SHORT PROBLEM:
Repeat the records below exactly as they appear.

DATA ROWS:

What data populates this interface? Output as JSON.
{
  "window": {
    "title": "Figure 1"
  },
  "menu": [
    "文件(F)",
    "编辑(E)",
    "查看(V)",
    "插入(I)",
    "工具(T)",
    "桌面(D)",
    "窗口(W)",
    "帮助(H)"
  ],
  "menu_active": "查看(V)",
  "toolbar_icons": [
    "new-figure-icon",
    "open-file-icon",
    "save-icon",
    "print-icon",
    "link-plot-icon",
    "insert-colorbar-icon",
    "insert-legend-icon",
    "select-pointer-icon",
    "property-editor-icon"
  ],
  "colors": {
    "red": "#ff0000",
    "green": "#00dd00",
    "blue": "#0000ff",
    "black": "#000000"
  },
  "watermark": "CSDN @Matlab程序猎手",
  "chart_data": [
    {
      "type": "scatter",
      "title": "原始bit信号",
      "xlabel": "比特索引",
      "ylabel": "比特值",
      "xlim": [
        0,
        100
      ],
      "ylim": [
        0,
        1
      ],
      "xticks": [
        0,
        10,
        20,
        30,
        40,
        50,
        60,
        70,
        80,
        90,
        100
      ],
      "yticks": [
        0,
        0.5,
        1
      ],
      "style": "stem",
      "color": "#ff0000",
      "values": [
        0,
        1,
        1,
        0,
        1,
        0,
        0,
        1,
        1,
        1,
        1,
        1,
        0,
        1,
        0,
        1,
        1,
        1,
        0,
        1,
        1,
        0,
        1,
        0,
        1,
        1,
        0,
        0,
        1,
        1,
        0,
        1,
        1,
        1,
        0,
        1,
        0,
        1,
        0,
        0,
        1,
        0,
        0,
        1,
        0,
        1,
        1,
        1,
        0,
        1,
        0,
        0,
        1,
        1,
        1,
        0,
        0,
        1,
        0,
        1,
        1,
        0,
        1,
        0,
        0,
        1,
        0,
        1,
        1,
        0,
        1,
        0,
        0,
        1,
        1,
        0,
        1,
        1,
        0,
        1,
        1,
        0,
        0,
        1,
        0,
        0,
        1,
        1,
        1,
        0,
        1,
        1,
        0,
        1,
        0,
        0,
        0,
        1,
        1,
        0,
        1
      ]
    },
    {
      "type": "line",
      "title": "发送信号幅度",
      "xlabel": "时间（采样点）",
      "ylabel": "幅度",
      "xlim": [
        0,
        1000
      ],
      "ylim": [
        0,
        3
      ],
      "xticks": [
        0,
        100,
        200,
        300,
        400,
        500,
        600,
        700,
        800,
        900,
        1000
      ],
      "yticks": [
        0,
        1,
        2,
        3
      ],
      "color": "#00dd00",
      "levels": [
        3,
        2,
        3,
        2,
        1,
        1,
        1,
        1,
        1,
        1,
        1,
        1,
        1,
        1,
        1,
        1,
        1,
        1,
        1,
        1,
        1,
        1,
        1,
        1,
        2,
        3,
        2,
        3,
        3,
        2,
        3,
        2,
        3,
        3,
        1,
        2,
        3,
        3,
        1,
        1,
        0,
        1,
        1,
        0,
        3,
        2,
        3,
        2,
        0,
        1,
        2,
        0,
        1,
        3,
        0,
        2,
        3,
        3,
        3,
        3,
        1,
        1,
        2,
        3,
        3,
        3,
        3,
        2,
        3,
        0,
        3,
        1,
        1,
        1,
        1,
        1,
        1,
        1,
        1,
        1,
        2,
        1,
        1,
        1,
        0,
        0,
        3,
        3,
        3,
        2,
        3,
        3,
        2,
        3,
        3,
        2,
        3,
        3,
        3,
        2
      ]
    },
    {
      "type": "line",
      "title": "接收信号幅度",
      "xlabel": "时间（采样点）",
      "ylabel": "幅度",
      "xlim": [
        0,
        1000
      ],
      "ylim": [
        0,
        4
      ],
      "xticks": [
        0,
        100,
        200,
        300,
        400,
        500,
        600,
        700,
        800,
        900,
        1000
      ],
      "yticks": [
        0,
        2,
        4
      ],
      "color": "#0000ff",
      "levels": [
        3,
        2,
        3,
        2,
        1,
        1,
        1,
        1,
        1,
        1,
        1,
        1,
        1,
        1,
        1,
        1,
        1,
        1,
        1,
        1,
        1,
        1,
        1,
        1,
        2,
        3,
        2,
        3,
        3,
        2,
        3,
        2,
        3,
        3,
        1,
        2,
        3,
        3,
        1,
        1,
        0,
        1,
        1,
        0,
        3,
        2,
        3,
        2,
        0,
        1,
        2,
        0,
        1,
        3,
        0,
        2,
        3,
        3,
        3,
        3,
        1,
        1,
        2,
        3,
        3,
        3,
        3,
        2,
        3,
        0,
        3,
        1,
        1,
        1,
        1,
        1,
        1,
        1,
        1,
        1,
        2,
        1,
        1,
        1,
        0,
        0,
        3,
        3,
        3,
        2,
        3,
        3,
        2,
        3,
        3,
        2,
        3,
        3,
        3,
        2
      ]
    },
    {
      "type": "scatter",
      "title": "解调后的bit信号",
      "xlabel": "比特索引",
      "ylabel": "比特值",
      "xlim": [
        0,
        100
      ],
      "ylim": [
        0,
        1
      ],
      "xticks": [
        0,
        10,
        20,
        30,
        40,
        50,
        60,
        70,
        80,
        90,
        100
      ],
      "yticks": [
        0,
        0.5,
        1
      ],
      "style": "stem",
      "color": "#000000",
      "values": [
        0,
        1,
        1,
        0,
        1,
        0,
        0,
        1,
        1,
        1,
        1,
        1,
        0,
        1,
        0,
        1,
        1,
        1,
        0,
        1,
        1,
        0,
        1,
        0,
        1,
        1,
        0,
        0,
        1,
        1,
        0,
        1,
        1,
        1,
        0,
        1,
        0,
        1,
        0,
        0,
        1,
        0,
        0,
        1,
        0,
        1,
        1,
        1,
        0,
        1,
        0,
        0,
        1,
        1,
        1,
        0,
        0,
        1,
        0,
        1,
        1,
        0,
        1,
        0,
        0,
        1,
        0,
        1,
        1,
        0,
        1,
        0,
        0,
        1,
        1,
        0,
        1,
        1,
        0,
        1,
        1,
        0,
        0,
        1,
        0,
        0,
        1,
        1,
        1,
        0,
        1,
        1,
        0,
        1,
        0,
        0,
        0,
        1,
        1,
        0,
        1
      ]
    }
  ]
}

SOLVED EXERCISE:
What data populates this interface? Output as JSON.
{
  "window": {
    "title": "Figure 1"
  },
  "menu": [
    "文件(F)",
    "编辑(E)",
    "查看(V)",
    "插入(I)",
    "工具(T)",
    "桌面(D)",
    "窗口(W)",
    "帮助(H)"
  ],
  "menu_active": "查看(V)",
  "toolbar_icons": [
    "new-figure-icon",
    "open-file-icon",
    "save-icon",
    "print-icon",
    "link-plot-icon",
    "insert-colorbar-icon",
    "insert-legend-icon",
    "select-pointer-icon",
    "property-editor-icon"
  ],
  "colors": {
    "red": "#ff0000",
    "green": "#00dd00",
    "blue": "#0000ff",
    "black": "#000000"
  },
  "watermark": "CSDN @Matlab程序猎手",
  "chart_data": [
    {
      "type": "scatter",
      "title": "原始bit信号",
      "xlabel": "比特索引",
      "ylabel": "比特值",
      "xlim": [
        0,
        100
      ],
      "ylim": [
        0,
        1
      ],
      "xticks": [
        0,
        10,
        20,
        30,
        40,
        50,
        60,
        70,
        80,
        90,
        100
      ],
      "yticks": [
        0,
        0.5,
        1
      ],
      "style": "stem",
      "color": "#ff0000",
      "values": [
        0,
        1,
        1,
        0,
        1,
        0,
        0,
        1,
        1,
        1,
        1,
        1,
        0,
        1,
        0,
        1,
        1,
        1,
        0,
        1,
        1,
        0,
        1,
        0,
        1,
        1,
        0,
        0,
        1,
        1,
        0,
        1,
        1,
        1,
        0,
        1,
        0,
        1,
        0,
        0,
        1,
        0,
        0,
        1,
        0,
        1,
        1,
        1,
        0,
        1,
        0,
        0,
        1,
        1,
        1,
        0,
        0,
        1,
        0,
        1,
        1,
        0,
        1,
        0,
        0,
        1,
        0,
        1,
        1,
        0,
        1,
        0,
        0,
        1,
        1,
        0,
        1,
        1,
        0,
        1,
        1,
        0,
        0,
        1,
        0,
        0,
        1,
        1,
        1,
        0,
        1,
        1,
        0,
        1,
        0,
        0,
        0,
        1,
        1,
        0,
        1
      ]
    },
    {
      "type": "line",
      "title": "发送信号幅度",
      "xlabel": "时间（采样点）",
      "ylabel": "幅度",
      "xlim": [
        0,
        1000
      ],
      "ylim": [
        0,
        3
      ],
      "xticks": [
        0,
        100,
        200,
        300,
        400,
        500,
        600,
        700,
        800,
        900,
        1000
      ],
      "yticks": [
        0,
        1,
        2,
        3
      ],
      "color": "#00dd00",
      "levels": [
        3,
        2,
        3,
        2,
        1,
        1,
        1,
        1,
        1,
        1,
        1,
        1,
        1,
        1,
        1,
        1,
        1,
        1,
        1,
        1,
        1,
        1,
        1,
        1,
        2,
        3,
        2,
        3,
        3,
        2,
        3,
        2,
        3,
        3,
        1,
        2,
        3,
        3,
        1,
        1,
        0,
        1,
        1,
        0,
        3,
        2,
        3,
        2,
        0,
        1,
        2,
        0,
        1,
        3,
        0,
        2,
        3,
        3,
        3,
        3,
        1,
        1,
        2,
        3,
        3,
        3,
        3,
        2,
        3,
        0,
        3,
        1,
        1,
        1,
        1,
        1,
        1,
        1,
        1,
        1,
        2,
        1,
        1,
        1,
        0,
        0,
        3,
        3,
        3,
        2,
        3,
        3,
        2,
        3,
        3,
        2,
        3,
        3,
        3,
        2
      ]
    },
    {
      "type": "line",
      "title": "接收信号幅度",
      "xlabel": "时间（采样点）",
      "ylabel": "幅度",
      "xlim": [
        0,
        1000
      ],
      "ylim": [
        0,
        4
      ],
      "xticks": [
        0,
        100,
        200,
        300,
        400,
        500,
        600,
        700,
        800,
        900,
        1000
      ],
      "yticks": [
        0,
        2,
        4
      ],
      "color": "#0000ff",
      "levels": [
        3,
        2,
        3,
        2,
        1,
        1,
        1,
        1,
        1,
        1,
        1,
        1,
        1,
        1,
        1,
        1,
        1,
        1,
        1,
        1,
        1,
        1,
        1,
        1,
        2,
        3,
        2,
        3,
        3,
        2,
        3,
        2,
        3,
        3,
        1,
        2,
        3,
        3,
        1,
        1,
        0,
        1,
        1,
        0,
        3,
        2,
        3,
        2,
        0,
        1,
        2,
        0,
        1,
        3,
        0,
        2,
        3,
        3,
        3,
        3,
        1,
        1,
        2,
        3,
        3,
        3,
        3,
        2,
        3,
        0,
        3,
        1,
        1,
        1,
        1,
        1,
        1,
        1,
        1,
        1,
        2,
        1,
        1,
        1,
        0,
        0,
        3,
        3,
        3,
        2,
        3,
        3,
        2,
        3,
        3,
        2,
        3,
        3,
        3,
        2
      ]
    },
    {
      "type": "scatter",
      "title": "解调后的bit信号",
      "xlabel": "比特索引",
      "ylabel": "比特值",
      "xlim": [
        0,
        100
      ],
      "ylim": [
        0,
        1
      ],
      "xticks": [
        0,
        10,
        20,
        30,
        40,
        50,
        60,
        70,
        80,
        90,
        100
      ],
      "yticks": [
        0,
        0.5,
        1
      ],
      "style": "stem",
      "color": "#000000",
      "values": [
        0,
        1,
        1,
        0,
        1,
        0,
        0,
        1,
        1,
        1,
        1,
        1,
        0,
        1,
        0,
        1,
        1,
        1,
        0,
        1,
        1,
        0,
        1,
        0,
        1,
        1,
        0,
        0,
        1,
        1,
        0,
        1,
        1,
        1,
        0,
        1,
        0,
        1,
        0,
        0,
        1,
        0,
        0,
        1,
        0,
        1,
        1,
        1,
        0,
        1,
        0,
        0,
        1,
        1,
        1,
        0,
        0,
        1,
        0,
        1,
        1,
        0,
        1,
        0,
        0,
        1,
        0,
        1,
        1,
        0,
        1,
        0,
        0,
        1,
        1,
        0,
        1,
        1,
        0,
        1,
        1,
        0,
        0,
        1,
        0,
        0,
        1,
        1,
        1,
        0,
        1,
        1,
        0,
        1,
        0,
        0,
        0,
        1,
        1,
        0,
        1
      ]
    }
  ]
}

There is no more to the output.